Written task: Put every line of the entries below into a numbered list, skipping any blank lines.

- - - - -

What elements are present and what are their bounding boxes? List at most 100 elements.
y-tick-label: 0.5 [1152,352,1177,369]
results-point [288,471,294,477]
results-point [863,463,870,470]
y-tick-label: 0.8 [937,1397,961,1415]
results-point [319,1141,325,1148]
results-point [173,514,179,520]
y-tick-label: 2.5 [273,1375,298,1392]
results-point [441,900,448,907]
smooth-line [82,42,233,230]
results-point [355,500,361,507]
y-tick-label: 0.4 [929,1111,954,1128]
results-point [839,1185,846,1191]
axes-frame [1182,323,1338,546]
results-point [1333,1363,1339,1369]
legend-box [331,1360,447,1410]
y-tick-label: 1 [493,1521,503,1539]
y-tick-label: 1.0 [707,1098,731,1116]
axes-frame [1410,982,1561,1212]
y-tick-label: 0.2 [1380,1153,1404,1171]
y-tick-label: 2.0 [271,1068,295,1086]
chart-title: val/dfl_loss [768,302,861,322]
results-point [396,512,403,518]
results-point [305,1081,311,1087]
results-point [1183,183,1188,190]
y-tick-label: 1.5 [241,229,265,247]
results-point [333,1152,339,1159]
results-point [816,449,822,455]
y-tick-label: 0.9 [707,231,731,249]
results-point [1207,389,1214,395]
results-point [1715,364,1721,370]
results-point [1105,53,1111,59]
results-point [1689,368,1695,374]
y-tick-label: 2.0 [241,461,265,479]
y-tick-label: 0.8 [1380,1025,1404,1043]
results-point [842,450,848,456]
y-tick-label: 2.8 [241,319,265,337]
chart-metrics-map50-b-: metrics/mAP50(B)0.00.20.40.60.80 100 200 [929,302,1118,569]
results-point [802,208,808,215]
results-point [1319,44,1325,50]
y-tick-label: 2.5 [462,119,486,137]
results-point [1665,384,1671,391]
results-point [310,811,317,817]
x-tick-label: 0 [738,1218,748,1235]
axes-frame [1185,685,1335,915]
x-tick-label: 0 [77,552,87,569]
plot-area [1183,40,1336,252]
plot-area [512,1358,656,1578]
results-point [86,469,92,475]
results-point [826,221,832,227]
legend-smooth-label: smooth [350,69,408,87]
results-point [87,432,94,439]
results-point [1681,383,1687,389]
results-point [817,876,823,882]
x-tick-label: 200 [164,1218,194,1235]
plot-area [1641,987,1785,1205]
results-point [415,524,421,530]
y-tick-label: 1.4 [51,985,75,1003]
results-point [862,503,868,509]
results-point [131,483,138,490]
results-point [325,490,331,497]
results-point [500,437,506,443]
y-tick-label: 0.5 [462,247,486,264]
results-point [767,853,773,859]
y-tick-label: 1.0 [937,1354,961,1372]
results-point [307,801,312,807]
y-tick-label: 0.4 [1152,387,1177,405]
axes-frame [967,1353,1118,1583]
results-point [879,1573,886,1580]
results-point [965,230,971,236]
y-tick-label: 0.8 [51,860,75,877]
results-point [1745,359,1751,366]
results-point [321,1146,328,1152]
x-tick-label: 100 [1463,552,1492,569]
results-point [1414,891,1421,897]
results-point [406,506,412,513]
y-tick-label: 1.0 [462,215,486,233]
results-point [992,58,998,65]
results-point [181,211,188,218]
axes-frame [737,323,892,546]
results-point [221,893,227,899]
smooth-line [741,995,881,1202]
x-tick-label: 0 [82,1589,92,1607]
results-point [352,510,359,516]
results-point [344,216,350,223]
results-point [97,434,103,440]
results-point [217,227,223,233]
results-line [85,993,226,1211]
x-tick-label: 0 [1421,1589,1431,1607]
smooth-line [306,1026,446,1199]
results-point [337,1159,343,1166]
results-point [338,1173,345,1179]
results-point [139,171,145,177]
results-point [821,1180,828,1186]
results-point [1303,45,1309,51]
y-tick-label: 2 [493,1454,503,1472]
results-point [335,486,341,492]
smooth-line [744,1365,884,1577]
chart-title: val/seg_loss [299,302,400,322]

- - - - -

Complete answer:
1. What elements are present and what are their bounding boxes? List at most 100 elements.
2. y-tick-label: 0.5 [1152,352,1177,369]
3. results-point [288,471,294,477]
4. results-point [863,463,870,470]
5. y-tick-label: 0.8 [937,1397,961,1415]
6. results-point [319,1141,325,1148]
7. results-point [173,514,179,520]
8. y-tick-label: 2.5 [273,1375,298,1392]
9. results-point [441,900,448,907]
10. smooth-line [82,42,233,230]
11. results-point [355,500,361,507]
12. y-tick-label: 0.4 [929,1111,954,1128]
13. results-point [839,1185,846,1191]
14. axes-frame [1182,323,1338,546]
15. results-point [1333,1363,1339,1369]
16. legend-box [331,1360,447,1410]
17. y-tick-label: 1 [493,1521,503,1539]
18. y-tick-label: 1.0 [707,1098,731,1116]
19. axes-frame [1410,982,1561,1212]
20. y-tick-label: 0.2 [1380,1153,1404,1171]
21. y-tick-label: 2.0 [271,1068,295,1086]
22. chart-title: val/dfl_loss [768,302,861,322]
23. results-point [396,512,403,518]
24. results-point [305,1081,311,1087]
25. results-point [1183,183,1188,190]
26. y-tick-label: 1.5 [241,229,265,247]
27. results-point [333,1152,339,1159]
28. results-point [816,449,822,455]
29. y-tick-label: 0.9 [707,231,731,249]
30. results-point [1207,389,1214,395]
31. results-point [1715,364,1721,370]
32. results-point [1105,53,1111,59]
33. results-point [1689,368,1695,374]
34. y-tick-label: 2.0 [241,461,265,479]
35. y-tick-label: 0.8 [1380,1025,1404,1043]
36. results-point [842,450,848,456]
37. y-tick-label: 2.8 [241,319,265,337]
38. chart-metrics-map50-b-: metrics/mAP50(B)0.00.20.40.60.80 100 200 [929,302,1118,569]
39. results-point [802,208,808,215]
40. results-point [1319,44,1325,50]
41. y-tick-label: 2.5 [462,119,486,137]
42. results-point [1665,384,1671,391]
43. results-point [310,811,317,817]
44. x-tick-label: 0 [738,1218,748,1235]
45. axes-frame [1185,685,1335,915]
46. x-tick-label: 0 [77,552,87,569]
47. plot-area [1183,40,1336,252]
48. plot-area [512,1358,656,1578]
49. results-point [86,469,92,475]
50. results-point [826,221,832,227]
51. legend-smooth-label: smooth [350,69,408,87]
52. results-point [87,432,94,439]
53. results-point [1681,383,1687,389]
54. results-point [817,876,823,882]
55. x-tick-label: 200 [164,1218,194,1235]
56. plot-area [1641,987,1785,1205]
57. results-point [415,524,421,530]
58. y-tick-label: 1.4 [51,985,75,1003]
59. results-point [862,503,868,509]
60. results-point [131,483,138,490]
61. results-point [325,490,331,497]
62. results-point [500,437,506,443]
63. y-tick-label: 0.5 [462,247,486,264]
64. results-point [767,853,773,859]
65. y-tick-label: 1.0 [937,1354,961,1372]
66. results-point [307,801,312,807]
67. y-tick-label: 0.4 [1152,387,1177,405]
68. axes-frame [967,1353,1118,1583]
69. results-point [879,1573,886,1580]
70. results-point [965,230,971,236]
71. y-tick-label: 0.8 [51,860,75,877]
72. results-point [1745,359,1751,366]
73. results-point [321,1146,328,1152]
74. x-tick-label: 100 [1463,552,1492,569]
75. results-point [1414,891,1421,897]
76. results-point [406,506,412,513]
77. y-tick-label: 1.0 [462,215,486,233]
78. results-point [992,58,998,65]
79. results-point [181,211,188,218]
80. axes-frame [737,323,892,546]
81. results-point [221,893,227,899]
82. smooth-line [741,995,881,1202]
83. x-tick-label: 0 [82,1589,92,1607]
84. results-point [352,510,359,516]
85. results-point [344,216,350,223]
86. results-point [97,434,103,440]
87. results-point [217,227,223,233]
88. results-line [85,993,226,1211]
89. x-tick-label: 0 [1421,1589,1431,1607]
90. smooth-line [306,1026,446,1199]
91. results-point [337,1159,343,1166]
92. results-point [338,1173,345,1179]
93. results-point [139,171,145,177]
94. results-point [821,1180,828,1186]
95. results-point [1303,45,1309,51]
96. y-tick-label: 2 [493,1454,503,1472]
97. results-point [335,486,341,492]
98. smooth-line [744,1365,884,1577]
99. chart-title: val/seg_loss [299,302,400,322]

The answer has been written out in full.